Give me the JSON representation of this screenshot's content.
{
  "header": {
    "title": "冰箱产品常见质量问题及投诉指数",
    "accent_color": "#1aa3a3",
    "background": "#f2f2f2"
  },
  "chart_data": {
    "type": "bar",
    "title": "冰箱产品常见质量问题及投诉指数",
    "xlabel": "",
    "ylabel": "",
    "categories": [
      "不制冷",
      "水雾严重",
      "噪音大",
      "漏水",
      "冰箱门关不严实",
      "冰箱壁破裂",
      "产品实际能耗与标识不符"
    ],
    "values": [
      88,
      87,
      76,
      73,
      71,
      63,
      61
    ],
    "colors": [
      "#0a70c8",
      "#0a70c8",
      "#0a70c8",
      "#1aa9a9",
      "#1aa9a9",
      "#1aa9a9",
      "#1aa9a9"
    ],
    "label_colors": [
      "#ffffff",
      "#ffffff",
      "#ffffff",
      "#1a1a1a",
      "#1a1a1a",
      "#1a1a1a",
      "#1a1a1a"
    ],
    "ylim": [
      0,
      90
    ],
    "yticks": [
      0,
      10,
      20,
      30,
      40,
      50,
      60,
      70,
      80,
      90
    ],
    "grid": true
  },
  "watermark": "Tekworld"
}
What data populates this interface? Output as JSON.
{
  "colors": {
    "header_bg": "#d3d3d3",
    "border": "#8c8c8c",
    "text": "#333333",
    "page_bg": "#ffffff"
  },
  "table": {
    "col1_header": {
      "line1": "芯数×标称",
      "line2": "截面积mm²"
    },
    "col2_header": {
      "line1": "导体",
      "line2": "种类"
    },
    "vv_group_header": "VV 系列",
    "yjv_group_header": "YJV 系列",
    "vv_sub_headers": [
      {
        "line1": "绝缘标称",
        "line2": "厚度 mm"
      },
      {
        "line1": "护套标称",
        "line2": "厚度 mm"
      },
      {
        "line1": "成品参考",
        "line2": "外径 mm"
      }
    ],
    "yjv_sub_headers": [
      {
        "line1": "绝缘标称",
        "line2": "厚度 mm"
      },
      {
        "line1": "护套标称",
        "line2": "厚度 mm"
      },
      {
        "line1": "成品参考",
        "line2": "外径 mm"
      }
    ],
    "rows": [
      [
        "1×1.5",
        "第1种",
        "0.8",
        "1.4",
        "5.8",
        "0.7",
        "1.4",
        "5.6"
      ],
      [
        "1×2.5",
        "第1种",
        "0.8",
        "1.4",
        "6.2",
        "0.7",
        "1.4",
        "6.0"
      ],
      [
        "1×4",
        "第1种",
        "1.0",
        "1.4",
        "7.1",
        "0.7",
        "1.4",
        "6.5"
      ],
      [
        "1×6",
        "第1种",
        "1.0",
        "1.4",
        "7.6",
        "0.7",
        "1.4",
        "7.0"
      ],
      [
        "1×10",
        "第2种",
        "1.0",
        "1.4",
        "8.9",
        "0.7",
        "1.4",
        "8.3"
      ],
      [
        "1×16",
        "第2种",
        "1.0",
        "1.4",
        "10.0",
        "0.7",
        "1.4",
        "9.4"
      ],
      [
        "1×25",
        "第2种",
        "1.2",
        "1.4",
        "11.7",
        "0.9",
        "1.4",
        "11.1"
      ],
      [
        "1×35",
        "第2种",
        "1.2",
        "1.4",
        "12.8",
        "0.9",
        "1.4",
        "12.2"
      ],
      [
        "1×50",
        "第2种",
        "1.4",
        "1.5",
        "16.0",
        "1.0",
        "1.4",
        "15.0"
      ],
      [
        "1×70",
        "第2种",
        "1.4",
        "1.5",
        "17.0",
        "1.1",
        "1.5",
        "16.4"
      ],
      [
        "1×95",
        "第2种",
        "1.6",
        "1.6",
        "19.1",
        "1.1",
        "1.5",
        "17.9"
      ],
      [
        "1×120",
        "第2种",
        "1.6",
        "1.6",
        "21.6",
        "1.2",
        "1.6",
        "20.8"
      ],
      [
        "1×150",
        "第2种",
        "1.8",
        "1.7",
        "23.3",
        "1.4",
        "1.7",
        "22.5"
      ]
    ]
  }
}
----
Repeat the material above in full, exactly as it stands.

Give me the JSON representation of this screenshot's content.
{
  "header": {
    "title": "冰箱产品常见质量问题及投诉指数",
    "accent_color": "#1aa3a3",
    "background": "#f2f2f2"
  },
  "chart_data": {
    "type": "bar",
    "title": "冰箱产品常见质量问题及投诉指数",
    "xlabel": "",
    "ylabel": "",
    "categories": [
      "不制冷",
      "水雾严重",
      "噪音大",
      "漏水",
      "冰箱门关不严实",
      "冰箱壁破裂",
      "产品实际能耗与标识不符"
    ],
    "values": [
      88,
      87,
      76,
      73,
      71,
      63,
      61
    ],
    "colors": [
      "#0a70c8",
      "#0a70c8",
      "#0a70c8",
      "#1aa9a9",
      "#1aa9a9",
      "#1aa9a9",
      "#1aa9a9"
    ],
    "label_colors": [
      "#ffffff",
      "#ffffff",
      "#ffffff",
      "#1a1a1a",
      "#1a1a1a",
      "#1a1a1a",
      "#1a1a1a"
    ],
    "ylim": [
      0,
      90
    ],
    "yticks": [
      0,
      10,
      20,
      30,
      40,
      50,
      60,
      70,
      80,
      90
    ],
    "grid": true
  },
  "watermark": "Tekworld"
}
What data populates this interface? Output as JSON.
{
  "colors": {
    "header_bg": "#d3d3d3",
    "border": "#8c8c8c",
    "text": "#333333",
    "page_bg": "#ffffff"
  },
  "table": {
    "col1_header": {
      "line1": "芯数×标称",
      "line2": "截面积mm²"
    },
    "col2_header": {
      "line1": "导体",
      "line2": "种类"
    },
    "vv_group_header": "VV 系列",
    "yjv_group_header": "YJV 系列",
    "vv_sub_headers": [
      {
        "line1": "绝缘标称",
        "line2": "厚度 mm"
      },
      {
        "line1": "护套标称",
        "line2": "厚度 mm"
      },
      {
        "line1": "成品参考",
        "line2": "外径 mm"
      }
    ],
    "yjv_sub_headers": [
      {
        "line1": "绝缘标称",
        "line2": "厚度 mm"
      },
      {
        "line1": "护套标称",
        "line2": "厚度 mm"
      },
      {
        "line1": "成品参考",
        "line2": "外径 mm"
      }
    ],
    "rows": [
      [
        "1×1.5",
        "第1种",
        "0.8",
        "1.4",
        "5.8",
        "0.7",
        "1.4",
        "5.6"
      ],
      [
        "1×2.5",
        "第1种",
        "0.8",
        "1.4",
        "6.2",
        "0.7",
        "1.4",
        "6.0"
      ],
      [
        "1×4",
        "第1种",
        "1.0",
        "1.4",
        "7.1",
        "0.7",
        "1.4",
        "6.5"
      ],
      [
        "1×6",
        "第1种",
        "1.0",
        "1.4",
        "7.6",
        "0.7",
        "1.4",
        "7.0"
      ],
      [
        "1×10",
        "第2种",
        "1.0",
        "1.4",
        "8.9",
        "0.7",
        "1.4",
        "8.3"
      ],
      [
        "1×16",
        "第2种",
        "1.0",
        "1.4",
        "10.0",
        "0.7",
        "1.4",
        "9.4"
      ],
      [
        "1×25",
        "第2种",
        "1.2",
        "1.4",
        "11.7",
        "0.9",
        "1.4",
        "11.1"
      ],
      [
        "1×35",
        "第2种",
        "1.2",
        "1.4",
        "12.8",
        "0.9",
        "1.4",
        "12.2"
      ],
      [
        "1×50",
        "第2种",
        "1.4",
        "1.5",
        "16.0",
        "1.0",
        "1.4",
        "15.0"
      ],
      [
        "1×70",
        "第2种",
        "1.4",
        "1.5",
        "17.0",
        "1.1",
        "1.5",
        "16.4"
      ],
      [
        "1×95",
        "第2种",
        "1.6",
        "1.6",
        "19.1",
        "1.1",
        "1.5",
        "17.9"
      ],
      [
        "1×120",
        "第2种",
        "1.6",
        "1.6",
        "21.6",
        "1.2",
        "1.6",
        "20.8"
      ],
      [
        "1×150",
        "第2种",
        "1.8",
        "1.7",
        "23.3",
        "1.4",
        "1.7",
        "22.5"
      ]
    ]
  }
}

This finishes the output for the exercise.